# [AIM OF THE TASK]
Output the material exactly, but drop every image it holds.

# [RECORDS PROVIDED]

--- BEGIN ---

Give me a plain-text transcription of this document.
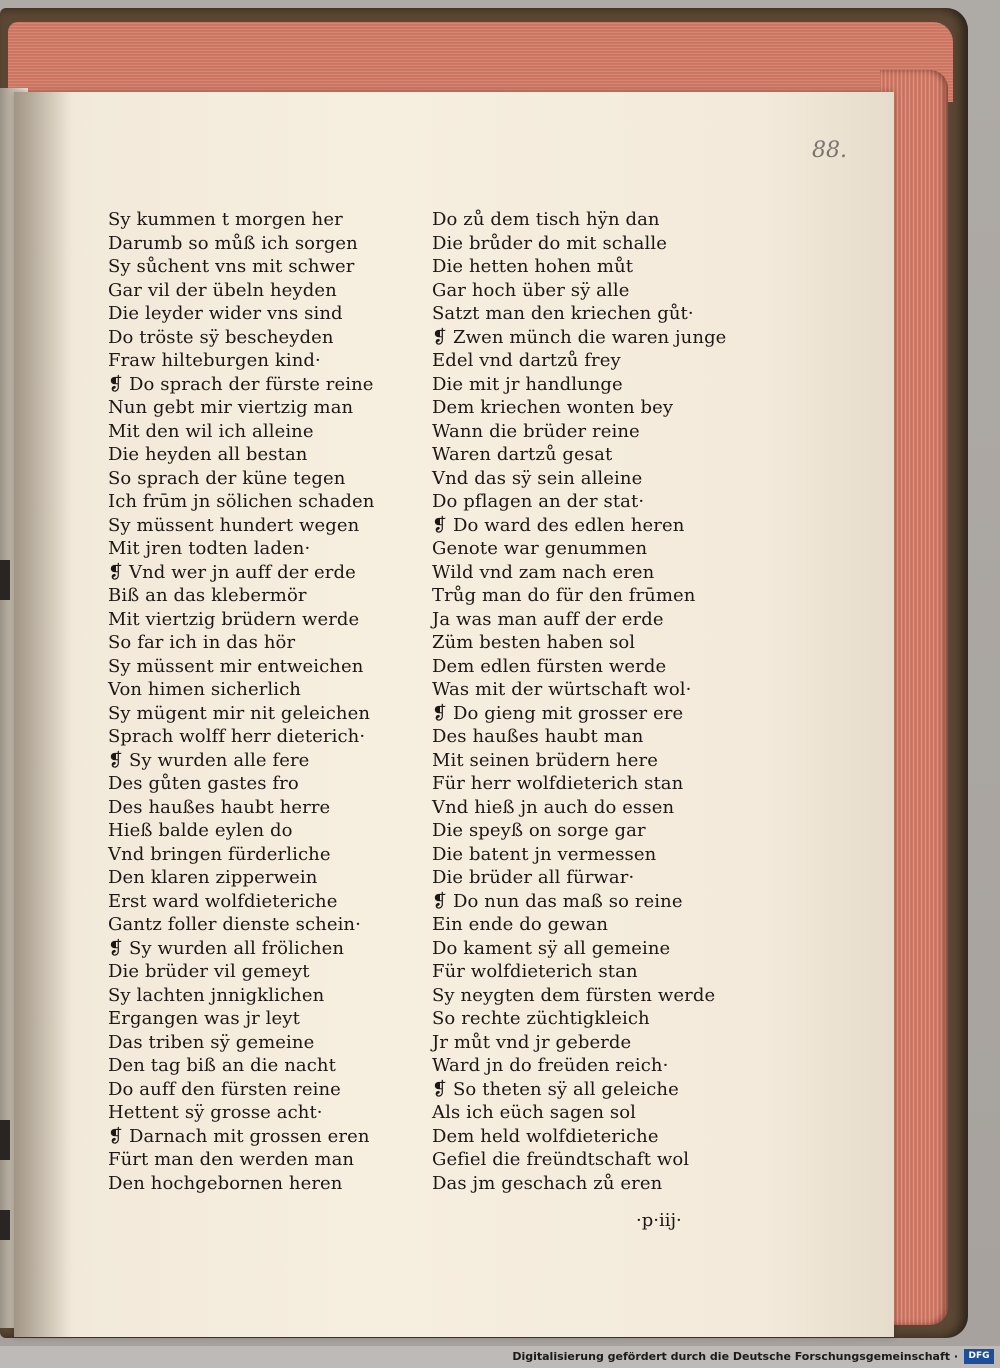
88.
Sy kummen t morgen her
Darumb so můß ich sorgen
Sy sůchent vns mit schwer
Gar vil der übeln heyden
Die leyder wider vns sind
Do tröste sÿ bescheyden
Fraw hilteburgen kind·
❡ Do sprach der fürste reine
Nun gebt mir viertzig man
Mit den wil ich alleine
Die heyden all bestan
So sprach der küne tegen
Ich frūm jn sölichen schaden
Sy müssent hundert wegen
Mit jren todten laden·
❡ Vnd wer jn auff der erde
Biß an das klebermör
Mit viertzig brüdern werde
So far ich in das hör
Sy müssent mir entweichen
Von himen sicherlich
Sy mügent mir nit geleichen
Sprach wolff herr dieterich·
❡ Sy wurden alle fere
Des gůten gastes fro
Des haußes haubt herre
Hieß balde eylen do
Vnd bringen fürderliche
Den klaren zipperwein
Erst ward wolfdieteriche
Gantz foller dienste schein·
❡ Sy wurden all frölichen
Die brüder vil gemeyt
Sy lachten jnnigklichen
Ergangen was jr leyt
Das triben sÿ gemeine
Den tag biß an die nacht
Do auff den fürsten reine
Hettent sÿ grosse acht·
❡ Darnach mit grossen eren
Fürt man den werden man
Den hochgebornen heren
Do zů dem tisch hÿn dan
Die brůder do mit schalle
Die hetten hohen můt
Gar hoch über sÿ alle
Satzt man den kriechen gůt·
❡ Zwen münch die waren junge
Edel vnd dartzů frey
Die mit jr handlunge
Dem kriechen wonten bey
Wann die brüder reine
Waren dartzů gesat
Vnd das sÿ sein alleine
Do pflagen an der stat·
❡ Do ward des edlen heren
Genote war genummen
Wild vnd zam nach eren
Trůg man do für den frūmen
Ja was man auff der erde
Züm besten haben sol
Dem edlen fürsten werde
Was mit der würtschaft wol·
❡ Do gieng mit grosser ere
Des haußes haubt man
Mit seinen brüdern here
Für herr wolfdieterich stan
Vnd hieß jn auch do essen
Die speyß on sorge gar
Die batent jn vermessen
Die brüder all fürwar·
❡ Do nun das maß so reine
Ein ende do gewan
Do kament sÿ all gemeine
Für wolfdieterich stan
Sy neygten dem fürsten werde
So rechte züchtigkleich
Jr můt vnd jr geberde
Ward jn do freüden reich·
❡ So theten sÿ all geleiche
Als ich eüch sagen sol
Dem held wolfdieteriche
Gefiel die freündtschaft wol
Das jm geschach zů eren
·p·iij·
Digitalisierung gefördert durch die Deutsche Forschungsgemeinschaft ·	DFG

--- END ---

# [COMPLETED TASK]
Give me a plain-text transcription of this document.
88.
Sy kummen t morgen her
Darumb so můß ich sorgen
Sy sůchent vns mit schwer
Gar vil der übeln heyden
Die leyder wider vns sind
Do tröste sÿ bescheyden
Fraw hilteburgen kind·
❡ Do sprach der fürste reine
Nun gebt mir viertzig man
Mit den wil ich alleine
Die heyden all bestan
So sprach der küne tegen
Ich frūm jn sölichen schaden
Sy müssent hundert wegen
Mit jren todten laden·
❡ Vnd wer jn auff der erde
Biß an das klebermör
Mit viertzig brüdern werde
So far ich in das hör
Sy müssent mir entweichen
Von himen sicherlich
Sy mügent mir nit geleichen
Sprach wolff herr dieterich·
❡ Sy wurden alle fere
Des gůten gastes fro
Des haußes haubt herre
Hieß balde eylen do
Vnd bringen fürderliche
Den klaren zipperwein
Erst ward wolfdieteriche
Gantz foller dienste schein·
❡ Sy wurden all frölichen
Die brüder vil gemeyt
Sy lachten jnnigklichen
Ergangen was jr leyt
Das triben sÿ gemeine
Den tag biß an die nacht
Do auff den fürsten reine
Hettent sÿ grosse acht·
❡ Darnach mit grossen eren
Fürt man den werden man
Den hochgebornen heren
Do zů dem tisch hÿn dan
Die brůder do mit schalle
Die hetten hohen můt
Gar hoch über sÿ alle
Satzt man den kriechen gůt·
❡ Zwen münch die waren junge
Edel vnd dartzů frey
Die mit jr handlunge
Dem kriechen wonten bey
Wann die brüder reine
Waren dartzů gesat
Vnd das sÿ sein alleine
Do pflagen an der stat·
❡ Do ward des edlen heren
Genote war genummen
Wild vnd zam nach eren
Trůg man do für den frūmen
Ja was man auff der erde
Züm besten haben sol
Dem edlen fürsten werde
Was mit der würtschaft wol·
❡ Do gieng mit grosser ere
Des haußes haubt man
Mit seinen brüdern here
Für herr wolfdieterich stan
Vnd hieß jn auch do essen
Die speyß on sorge gar
Die batent jn vermessen
Die brüder all fürwar·
❡ Do nun das maß so reine
Ein ende do gewan
Do kament sÿ all gemeine
Für wolfdieterich stan
Sy neygten dem fürsten werde
So rechte züchtigkleich
Jr můt vnd jr geberde
Ward jn do freüden reich·
❡ So theten sÿ all geleiche
Als ich eüch sagen sol
Dem held wolfdieteriche
Gefiel die freündtschaft wol
Das jm geschach zů eren
·p·iij·
Digitalisierung gefördert durch die Deutsche Forschungsgemeinschaft ·	DFG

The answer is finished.